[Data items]
--------------------

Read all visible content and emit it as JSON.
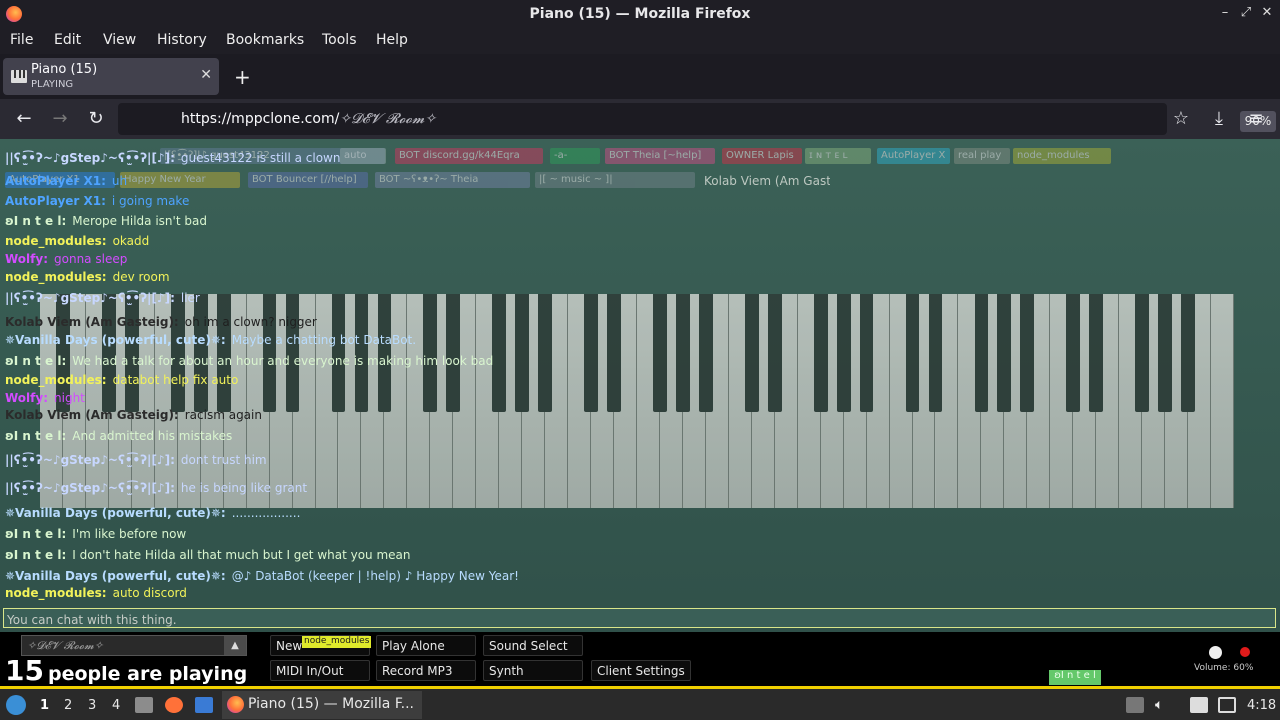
{
  "window": {
    "title": "Piano (15) — Mozilla Firefox"
  },
  "menu": {
    "items": [
      "File",
      "Edit",
      "View",
      "History",
      "Bookmarks",
      "Tools",
      "Help"
    ]
  },
  "tab": {
    "title": "Piano (15)",
    "subtitle": "PLAYING"
  },
  "navbar": {
    "url_host": "https://mppclone.com/",
    "url_path": "✧𝓓𝓔𝓥 𝓡𝓸𝓸𝓶✧",
    "zoom": "90%"
  },
  "tags": [
    "|[ʕ•̫͡•ʔ]|♪ guest43122",
    "auto",
    "BOT discord.gg/k44Eqra",
    "-a-",
    "BOT Theia [~help]",
    "OWNER Lapis",
    "ɪ ɴ ᴛ ᴇ ʟ",
    "AutoPlayer X",
    "real play",
    "node_modules",
    "AutoPlayer X1",
    "Happy New Year",
    "BOT Bouncer [//help]",
    "BOT ~ʕ•ᴥ•ʔ~ Theia",
    "|[ ~ music ~ ]|",
    "Kolab Viem (Am Gasteig)"
  ],
  "chat": [
    {
      "nick": "||ʕ•̫͡•ʔ~♪gStep♪~ʕ•̫͡•ʔ|[♪]:",
      "text": "guest43122 is still a clown",
      "color": "#c7d7ff"
    },
    {
      "nick": "AutoPlayer X1:",
      "text": "uh",
      "color": "#4ea3ff"
    },
    {
      "nick": "AutoPlayer X1:",
      "text": "i going make",
      "color": "#4ea3ff"
    },
    {
      "nick": "ʚI n t e l:",
      "text": "Merope Hilda isn't bad",
      "color": "#d9f5cf"
    },
    {
      "nick": "node_modules:",
      "text": "okadd",
      "color": "#f2f25a"
    },
    {
      "nick": "Wolfy:",
      "text": "gonna sleep",
      "color": "#d24cff"
    },
    {
      "nick": "node_modules:",
      "text": "dev room",
      "color": "#f2f25a"
    },
    {
      "nick": "||ʕ•̫͡•ʔ~♪gStep♪~ʕ•̫͡•ʔ|[♪]:",
      "text": "lier",
      "color": "#c7d7ff"
    },
    {
      "nick": "Kolab Viem (Am Gasteig):",
      "text": "oh im a clown? nigger",
      "color": "#2b2b2b"
    },
    {
      "nick": "✵Vanilla Days (powerful, cute)✵:",
      "text": "Maybe a chatting bot DataBot.",
      "color": "#b8dcff"
    },
    {
      "nick": "ʚI n t e l:",
      "text": "We had a talk for about an hour and everyone is making him look bad",
      "color": "#d9f5cf"
    },
    {
      "nick": "node_modules:",
      "text": "databot help fix auto",
      "color": "#f2f25a"
    },
    {
      "nick": "Wolfy:",
      "text": "night",
      "color": "#d24cff"
    },
    {
      "nick": "Kolab Viem (Am Gasteig):",
      "text": "racism again",
      "color": "#2b2b2b"
    },
    {
      "nick": "ʚI n t e l:",
      "text": "And admitted his mistakes",
      "color": "#d9f5cf"
    },
    {
      "nick": "||ʕ•̫͡•ʔ~♪gStep♪~ʕ•̫͡•ʔ|[♪]:",
      "text": "dont trust him",
      "color": "#c7d7ff"
    },
    {
      "nick": "||ʕ•̫͡•ʔ~♪gStep♪~ʕ•̫͡•ʔ|[♪]:",
      "text": "he is being like grant",
      "color": "#c7d7ff"
    },
    {
      "nick": "✵Vanilla Days (powerful, cute)✵:",
      "text": "..................",
      "color": "#b8dcff"
    },
    {
      "nick": "ʚI n t e l:",
      "text": "I'm like before now",
      "color": "#d9f5cf"
    },
    {
      "nick": "ʚI n t e l:",
      "text": "I don't hate Hilda all that much but I get what you mean",
      "color": "#d9f5cf"
    },
    {
      "nick": "✵Vanilla Days (powerful, cute)✵:",
      "text": "@♪ DataBot (keeper | !help) ♪ Happy New Year!",
      "color": "#b8dcff"
    },
    {
      "nick": "node_modules:",
      "text": "auto discord",
      "color": "#f2f25a"
    }
  ],
  "chat_input": {
    "placeholder": "You can chat with this thing."
  },
  "bottom": {
    "room": "✧𝓓𝓔𝓥 𝓡𝓸𝓸𝓶✧",
    "count": "15",
    "count_label": "people are playing",
    "node_flag": "node_modules",
    "buttons": [
      "New",
      "Play Alone",
      "Sound Select",
      "MIDI In/Out",
      "Record MP3",
      "Synth",
      "Client Settings"
    ],
    "volume": "Volume: 60%",
    "intel_badge": "ʚI n t e l"
  },
  "taskbar": {
    "workspaces": [
      "1",
      "2",
      "3",
      "4"
    ],
    "task_label": "Piano (15) — Mozilla F...",
    "clock": "4:18"
  }
}
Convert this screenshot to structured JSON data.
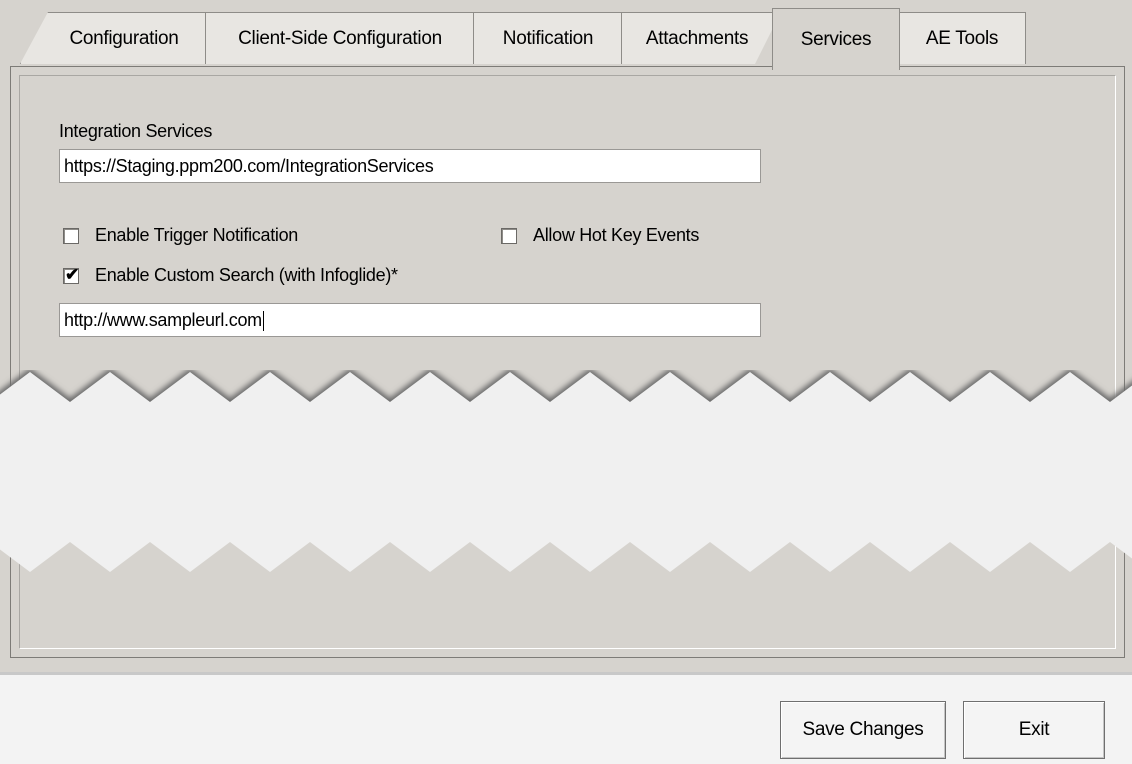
{
  "tabs": [
    {
      "label": "Configuration",
      "active": false
    },
    {
      "label": "Client-Side Configuration",
      "active": false
    },
    {
      "label": "Notification",
      "active": false
    },
    {
      "label": "Attachments",
      "active": false
    },
    {
      "label": "Services",
      "active": true
    },
    {
      "label": "AE Tools",
      "active": false
    }
  ],
  "services": {
    "integration_label": "Integration Services",
    "integration_value": "https://Staging.ppm200.com/IntegrationServices",
    "enable_trigger": {
      "label": "Enable Trigger Notification",
      "checked": false
    },
    "allow_hotkey": {
      "label": "Allow Hot Key Events",
      "checked": false
    },
    "enable_custom_search": {
      "label": "Enable Custom Search (with Infoglide)*",
      "checked": true
    },
    "custom_search_url": "http://www.sampleurl.com"
  },
  "footer": {
    "save_label": "Save Changes",
    "exit_label": "Exit"
  },
  "check_glyph": "✔"
}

--------------------

• Request:
Each entry gets copied exactly; the pictures stay out.

• Response:
Read all visible content and emit it as JSON.
{
  "window": {
    "title": "Piano (15) — Mozilla Firefox"
  },
  "menu": {
    "items": [
      "File",
      "Edit",
      "View",
      "History",
      "Bookmarks",
      "Tools",
      "Help"
    ]
  },
  "tab": {
    "title": "Piano (15)",
    "subtitle": "PLAYING"
  },
  "navbar": {
    "url_host": "https://mppclone.com/",
    "url_path": "✧𝓓𝓔𝓥 𝓡𝓸𝓸𝓶✧",
    "zoom": "90%"
  },
  "tags": [
    "|[ʕ•̫͡•ʔ]|♪ guest43122",
    "auto",
    "BOT discord.gg/k44Eqra",
    "-a-",
    "BOT Theia [~help]",
    "OWNER Lapis",
    "ɪ ɴ ᴛ ᴇ ʟ",
    "AutoPlayer X",
    "real play",
    "node_modules",
    "AutoPlayer X1",
    "Happy New Year",
    "BOT Bouncer [//help]",
    "BOT ~ʕ•ᴥ•ʔ~ Theia",
    "|[ ~ music ~ ]|",
    "Kolab Viem (Am Gasteig)"
  ],
  "chat": [
    {
      "nick": "||ʕ•̫͡•ʔ~♪gStep♪~ʕ•̫͡•ʔ|[♪]:",
      "text": "guest43122 is still a clown",
      "color": "#c7d7ff"
    },
    {
      "nick": "AutoPlayer X1:",
      "text": "uh",
      "color": "#4ea3ff"
    },
    {
      "nick": "AutoPlayer X1:",
      "text": "i going make",
      "color": "#4ea3ff"
    },
    {
      "nick": "ʚI n t e l:",
      "text": "Merope Hilda isn't bad",
      "color": "#d9f5cf"
    },
    {
      "nick": "node_modules:",
      "text": "okadd",
      "color": "#f2f25a"
    },
    {
      "nick": "Wolfy:",
      "text": "gonna sleep",
      "color": "#d24cff"
    },
    {
      "nick": "node_modules:",
      "text": "dev room",
      "color": "#f2f25a"
    },
    {
      "nick": "||ʕ•̫͡•ʔ~♪gStep♪~ʕ•̫͡•ʔ|[♪]:",
      "text": "lier",
      "color": "#c7d7ff"
    },
    {
      "nick": "Kolab Viem (Am Gasteig):",
      "text": "oh im a clown? nigger",
      "color": "#2b2b2b"
    },
    {
      "nick": "✵Vanilla Days (powerful, cute)✵:",
      "text": "Maybe a chatting bot DataBot.",
      "color": "#b8dcff"
    },
    {
      "nick": "ʚI n t e l:",
      "text": "We had a talk for about an hour and everyone is making him look bad",
      "color": "#d9f5cf"
    },
    {
      "nick": "node_modules:",
      "text": "databot help fix auto",
      "color": "#f2f25a"
    },
    {
      "nick": "Wolfy:",
      "text": "night",
      "color": "#d24cff"
    },
    {
      "nick": "Kolab Viem (Am Gasteig):",
      "text": "racism again",
      "color": "#2b2b2b"
    },
    {
      "nick": "ʚI n t e l:",
      "text": "And admitted his mistakes",
      "color": "#d9f5cf"
    },
    {
      "nick": "||ʕ•̫͡•ʔ~♪gStep♪~ʕ•̫͡•ʔ|[♪]:",
      "text": "dont trust him",
      "color": "#c7d7ff"
    },
    {
      "nick": "||ʕ•̫͡•ʔ~♪gStep♪~ʕ•̫͡•ʔ|[♪]:",
      "text": "he is being like grant",
      "color": "#c7d7ff"
    },
    {
      "nick": "✵Vanilla Days (powerful, cute)✵:",
      "text": "..................",
      "color": "#b8dcff"
    },
    {
      "nick": "ʚI n t e l:",
      "text": "I'm like before now",
      "color": "#d9f5cf"
    },
    {
      "nick": "ʚI n t e l:",
      "text": "I don't hate Hilda all that much but I get what you mean",
      "color": "#d9f5cf"
    },
    {
      "nick": "✵Vanilla Days (powerful, cute)✵:",
      "text": "@♪ DataBot (keeper | !help) ♪ Happy New Year!",
      "color": "#b8dcff"
    },
    {
      "nick": "node_modules:",
      "text": "auto discord",
      "color": "#f2f25a"
    }
  ],
  "chat_input": {
    "placeholder": "You can chat with this thing."
  },
  "bottom": {
    "room": "✧𝓓𝓔𝓥 𝓡𝓸𝓸𝓶✧",
    "count": "15",
    "count_label": "people are playing",
    "node_flag": "node_modules",
    "buttons": [
      "New",
      "Play Alone",
      "Sound Select",
      "MIDI In/Out",
      "Record MP3",
      "Synth",
      "Client Settings"
    ],
    "volume": "Volume: 60%",
    "intel_badge": "ʚI n t e l"
  },
  "taskbar": {
    "workspaces": [
      "1",
      "2",
      "3",
      "4"
    ],
    "task_label": "Piano (15) — Mozilla F...",
    "clock": "4:18"
  }
}
Convert this screenshot to structured JSON data.
{
  "tabs": [
    {
      "label": "Configuration",
      "active": false
    },
    {
      "label": "Client-Side Configuration",
      "active": false
    },
    {
      "label": "Notification",
      "active": false
    },
    {
      "label": "Attachments",
      "active": false
    },
    {
      "label": "Services",
      "active": true
    },
    {
      "label": "AE Tools",
      "active": false
    }
  ],
  "services": {
    "integration_label": "Integration Services",
    "integration_value": "https://Staging.ppm200.com/IntegrationServices",
    "enable_trigger": {
      "label": "Enable Trigger Notification",
      "checked": false
    },
    "allow_hotkey": {
      "label": "Allow Hot Key Events",
      "checked": false
    },
    "enable_custom_search": {
      "label": "Enable Custom Search (with Infoglide)*",
      "checked": true
    },
    "custom_search_url": "http://www.sampleurl.com"
  },
  "footer": {
    "save_label": "Save Changes",
    "exit_label": "Exit"
  },
  "check_glyph": "✔"
}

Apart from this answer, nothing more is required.